> _What is needed_
Identify the lines that include the word "первых", then copy all of them.

> _Items_
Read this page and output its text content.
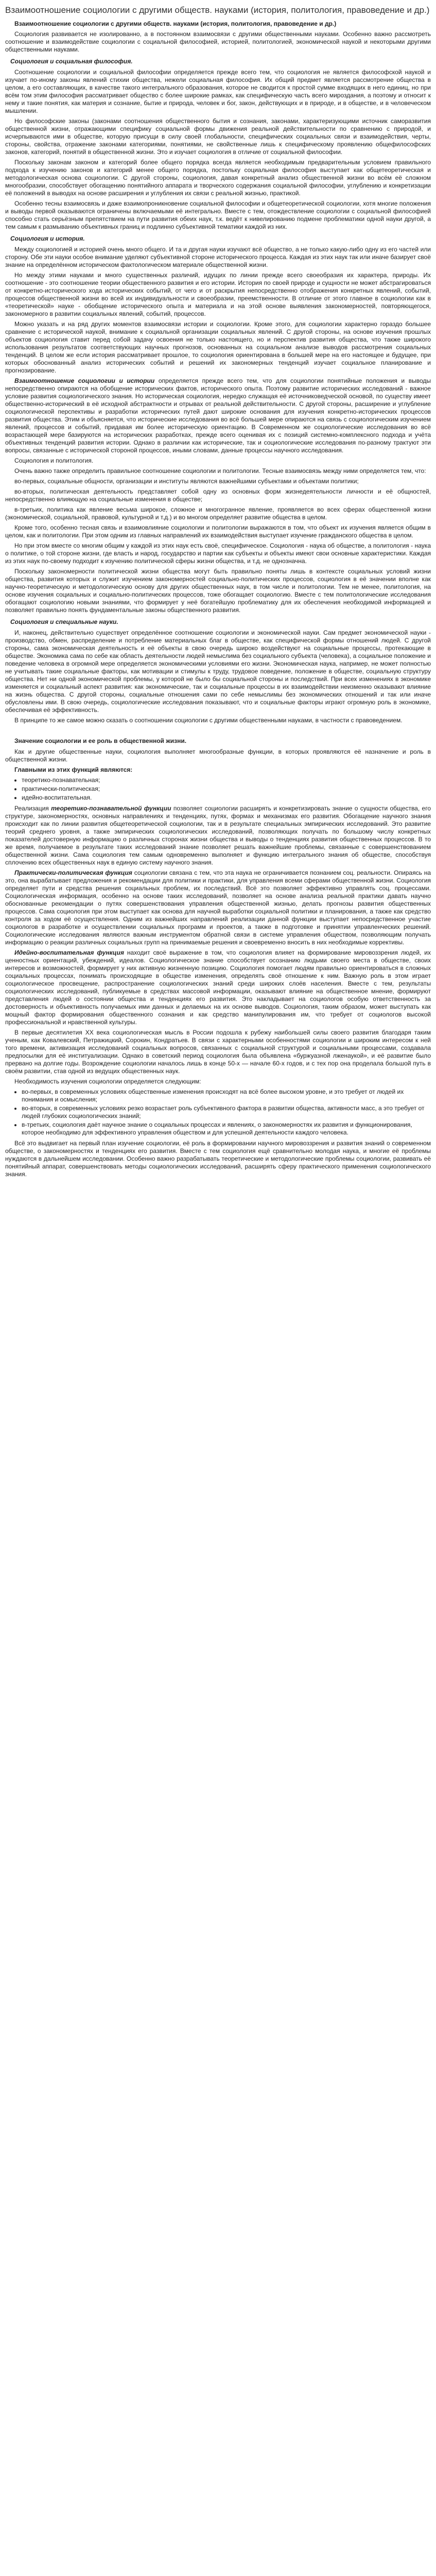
Взаимоотношение социологии с другими обществ. науками (история, политология, правоведение и др.)

Взаимоотношение социологии с другими обществ. науками (история, политология, правоведение и др.)

Социология развивается не изолированно, а в постоянном взаимосвязи с другими общественными науками. Особенно важно рассмотреть соотношение и взаимодействие социологии с социальной философией, историей, политологией, экономической наукой и некоторыми другими общественными науками.

Социология и социальная философия.

Соотношение социологии и социальной философии определяется прежде всего тем, что социология не является философской наукой и изучает по-иному законы явлений стихии общества, нежели социальная философия. Их общий предмет является рассмотрение общества в целом, а его составляющих, в качестве такого интегрального образования, которое не сводится к простой сумме входящих в него единиц, но при всём том этим философия рассматривает общество с более широкие рамках, как специфическую часть всего мироздания, а поэтому и относит к нему и такие понятия, как материя и сознание, бытие и природа, человек и бог, закон, действующих и в природе, и в обществе, и в человеческом мышлении.

Но философские законы (законами соотношения общественного бытия и сознания, законами, характеризующими источник саморазвития общественной жизни, отражающими специфику социальной формы движения реальной действительности по сравнению с природой, и исчерпываются ими в обществе, которую присущи в силу своей глобальности, специфических социальных связи и взаимодействия, черты, стороны, свойства, отражение законами категориями, понятиями, не свойственные лишь к специфическому проявлению общефилософских законов, категорий, понятий в общественной жизни. Это и изучает социология в отличие от социальной философии.

Поскольку законам законом и категорий более общего порядка всегда является необходимым предварительным условием правильного подхода к изучению законов и категорий менее общего порядка, постольку социальная философия выступает как общетеоретическая и методологическая основа социологии. С другой стороны, социология, давая конкретный анализ общественной жизни во всём её сложном многообразии, способствует обогащению понятийного аппарата и творческого содержания социальной философии, углублению и конкретизации её положений в выводах на основе расширения и углубления их связи с реальной жизнью, практикой.

Особенно тесны взаимосвязь и даже взаимопроникновение социальной философии и общетеоретической социологии, хотя многие положения и выводы первой оказываются ограничены включаемыми её интегрально. Вместе с тем, отождествление социологии с социальной философией способно стать серьёзным препятствием на пути развития обеих наук, т.к. ведёт к нивелированию подмене проблематики одной науки другой, а тем самым к размыванию объективных границ и подлинно субъективной тематики каждой из них.

Социология и история.

Между социологией и историей очень много общего. И та и другая науки изучают всё общество, а не только какую-либо одну из его частей или сторону. Обе эти науки особое внимание уделяют субъективной стороне исторического процесса. Каждая из этих наук так или иначе базирует своё знание на определённом историческом фактологическом материале общественной жизни.

Но между этими науками и много существенных различий, идущих по линии прежде всего своеобразия их характера, природы. Их соотношение - это соотношение теории общественного развития и его истории. История по своей природе и сущности не может абстрагироваться от конкретно-исторического хода исторических событий, от чего и от раскрытия непосредственно отображения конкретных явлений, событий, процессов общественной жизни во всей их индивидуальности и своеобразии, преемственности. В отличие от этого главное в социологии как в «теоретической» науке - обобщение исторического опыта и материала и на этой основе выявления закономерностей, повторяющегося, закономерного в развитии социальных явлений, событий, процессов.

Можно указать и на ряд других моментов взаимосвязи истории и социологии. Кроме этого, для социологии характерно гораздо большее сравнение с исторической наукой, внимание к социальной организации социальных явлений. С другой стороны, на основе изучения прошлых объектов социология ставит перед собой задачу освоения не только настоящего, но и перспектив развития общества, что также широкого использования результатов соответствующих научных прогнозов, основанных на социальном анализе выводов рассмотрения социальных тенденций. В целом же если история рассматривает прошлое, то социология ориентирована в большей мере на его настоящее и будущее, при которых обоснованный анализ исторических событий и решений их закономерных тенденций изучает социальное планирование и прогнозирование.

Взаимоотношение социологии и истории определяется прежде всего тем, что для социологии понятийные положения и выводы непосредственно опираются на обобщение исторических фактов, исторического опыта. Поэтому развитие исторических исследований - важное условие развития социологического знания. Но историческая социология, нередко служащая её источниковедческой основой, по существу имеет общественно-исторический в её исходной абстрактности и отрывах от реальной действительности. С другой стороны, расширение и углубление социологической перспективы и разработки исторических путей дают широкие основания для изучения конкретно-исторических процессов развития общества. Этим и объясняется, что исторические исследования во всё большей мере опираются на связь с социологическим изучением явлений, процессов и событий, придавая им более историческую ориентацию. В Современном же социологические исследования во всё возрастающей мере базируются на исторических разработках, прежде всего оценивая их с позиций системно-комплексного подхода и учёта объективных тенденций развития истории. Однако в различии как исторические, так и социологические исследования по-разному трактуют эти вопросы, связанные с исторической стороной процессов, иными словами, данные процессы научного исследования.

Социология и политология.

Очень важно также определить правильное соотношение социологии и политологии. Тесные взаимосвязь между ними определяется тем, что:

во-первых, социальные общности, организации и институты являются важнейшими субъектами и объектами политики;

во-вторых, политическая деятельность представляет собой одну из основных форм жизнедеятельности личности и её общностей, непосредственно влияющую на социальные изменения в обществе;

в-третьих, политика как явление весьма широкое, сложное и многогранное явление, проявляется во всех сферах общественной жизни (экономической, социальной, правовой, культурной и т.д.) и во многом определяет развитие общества в целом.

Кроме того, особенно тесная связь и взаимовлияние социологии и политологии выражаются в том, что объект их изучения является общим в целом, как и политологии. При этом одним из главных направлений их взаимодействия выступает изучение гражданского общества в целом.

Но при этом вместе со многим общим у каждой из этих наук есть своё, специфическое. Социология - наука об обществе, а политология - наука о политике, о той стороне жизни, где власть и народ, государство и партии как субъекты и объекты имеют свои основные характеристики. Каждая из этих наук по-своему подходит к изучению политической сферы жизни общества, и т.д. не однозначна.

Поскольку закономерности политической жизни общества могут быть правильно поняты лишь в контексте социальных условий жизни общества, развития которых и служит изучением закономерностей социально-политических процессов, социология в её значении вполне как научно-теоретическую и методологическую основу для других общественных наук, в том числе и политологии. Тем не менее, политология, на основе изучения социальных и социально-политических процессов, тоже обогащает социологию. Вместе с тем политологические исследования обогащают социологию новыми знаниями, что формирует у неё богатейшую проблематику для их обеспечения необходимой информацией и позволяет правильно понять фундаментальные законы общественного развития.

Социология и специальные науки.

И, наконец, действительно существует определённое соотношение социологии и экономической науки. Сам предмет экономической науки - производство, обмен, распределение и потребление материальных благ в обществе, как специфической формы отношений людей. С другой стороны, сама экономическая деятельность и её объекты в свою очередь широко воздействуют на социальные процессы, протекающие в обществе. Экономика сама по себе как область деятельности людей немыслима без социального субъекта (человека), а социальное положение и поведение человека в огромной мере определяется экономическими условиями его жизни. Экономическая наука, например, не может полностью не учитывать такие социальные факторы, как мотивации и стимулы к труду, трудовое поведение, положение в обществе, социальную структуру общества. Нет ни одной экономической проблемы, у которой не было бы социальной стороны и последствий. При всех изменениях в экономике изменяется и социальный аспект развития: как экономические, так и социальные процессы в их взаимодействии неизменно оказывают влияние на жизнь общества. С другой стороны, социальные отношения сами по себе немыслимы без экономических отношений и так или иначе обусловлены ими. В свою очередь, социологические исследования показывают, что и социальные факторы играют огромную роль в экономике, обеспечивая её эффективность.

В принципе то же самое можно сказать о соотношении социологии с другими общественными науками, в частности с правоведением.

Значение социологии и ее роль в общественной жизни.

Как и другие общественные науки, социология выполняет многообразные функции, в которых проявляются её назначение и роль в общественной жизни.

Главными из этих функций являются:

• теоретико-познавательная;
• практически-политическая;
• идейно-воспитательная.

Реализация теоретико-познавательной функции позволяет социологии расширять и конкретизировать знание о сущности общества, его структуре, закономерностях, основных направлениях и тенденциях, путях, формах и механизмах его развития. Обогащение научного знания происходит как по линии развития общетеоретической социологии, так и в результате специальных эмпирических исследований. Это развитие теорий среднего уровня, а также эмпирических социологических исследований, позволяющих получать по большому числу конкретных показателей достоверную информацию о различных сторонах жизни общества и выводы о тенденциях развития общественных процессов. В то же время, получаемое в результате таких исследований знание позволяет решать важнейшие проблемы, связанные с совершенствованием общественной жизни. Сама социология тем самым одновременно выполняет и функцию интегрального знания об обществе, способствуя сплочению всех общественных наук в единую систему научного знания.

Практически-политическая функция социологии связана с тем, что эта наука не ограничивается познанием соц. реальности. Опираясь на это, она вырабатывает предложения и рекомендации для политики и практики, для управления всеми сферами общественной жизни. Социология определяет пути и средства решения социальных проблем, их последствий. Всё это позволяет эффективно управлять соц. процессами. Социологическая информация, особенно на основе таких исследований, позволяет на основе анализа реальной практики давать научно обоснованные рекомендации о путях совершенствования управления общественной жизнью, делать прогнозы развития общественных процессов. Сама социология при этом выступает как основа для научной выработки социальной политики и планирования, а также как средство контроля за ходом её осуществления. Одним из важнейших направлений реализации данной функции выступает непосредственное участие социологов в разработке и осуществлении социальных программ и проектов, а также в подготовке и принятии управленческих решений. Социологические исследования являются важным инструментом обратной связи в системе управления обществом, позволяющим получать информацию о реакции различных социальных групп на принимаемые решения и своевременно вносить в них необходимые коррективы.

Идейно-воспитательная функция находит своё выражение в том, что социология влияет на формирование мировоззрения людей, их ценностных ориентаций, убеждений, идеалов. Социологическое знание способствует осознанию людьми своего места в обществе, своих интересов и возможностей, формирует у них активную жизненную позицию. Социология помогает людям правильно ориентироваться в сложных социальных процессах, понимать происходящие в обществе изменения, определять своё отношение к ним. Важную роль в этом играет социологическое просвещение, распространение социологических знаний среди широких слоёв населения. Вместе с тем, результаты социологических исследований, публикуемые в средствах массовой информации, оказывают влияние на общественное мнение, формируют представления людей о состоянии общества и тенденциях его развития. Это накладывает на социологов особую ответственность за достоверность и объективность получаемых ими данных и делаемых на их основе выводов. Социология, таким образом, может выступать как мощный фактор формирования общественного сознания и как средство манипулирования им, что требует от социологов высокой профессиональной и нравственной культуры.

В первые десятилетия XX века социологическая мысль в России подошла к рубежу наибольшей силы своего развития благодаря таким ученым, как Ковалевский, Петражицкий, Сорокин, Кондратьев. В связи с характерными особенностями социологии и широким интересом к ней того времени, активизация исследований социальных вопросов, связанных с социальной структурой и социальными процессами, создавала предпосылки для её институализации. Однако в советский период социология была объявлена «буржуазной лженаукой», и её развитие было прервано на долгие годы. Возрождение социологии началось лишь в конце 50-х — начале 60-х годов, и с тех пор она проделала большой путь в своём развитии, став одной из ведущих общественных наук.

Необходимость изучения социологии определяется следующим:

• во-первых, в современных условиях общественные изменения происходят на всё более высоком уровне, и это требует от людей их понимания и осмысления;
• во-вторых, в современных условиях резко возрастает роль субъективного фактора в развитии общества, активности масс, а это требует от людей глубоких социологических знаний;
• в-третьих, социология даёт научное знание о социальных процессах и явлениях, о закономерностях их развития и функционирования, которое необходимо для эффективного управления обществом и для успешной деятельности каждого человека.

Всё это выдвигает на первый план изучение социологии, её роль в формировании научного мировоззрения и развития знаний о современном обществе, о закономерностях и тенденциях его развития. Вместе с тем социология ещё сравнительно молодая наука, и многие её проблемы нуждаются в дальнейшем исследовании. Особенно важно разрабатывать теоретические и методологические проблемы социологии, развивать её понятийный аппарат, совершенствовать методы социологических исследований, расширять сферу практического применения социологического знания.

> _Response to this exercise_
во-первых, социальные общности, организации и институты являются важнейшими субъектами и объектами политики;
• во-первых, в современных условиях общественные изменения происходят на всё более высоком уровне, и это требует от людей их понимания и осмысления;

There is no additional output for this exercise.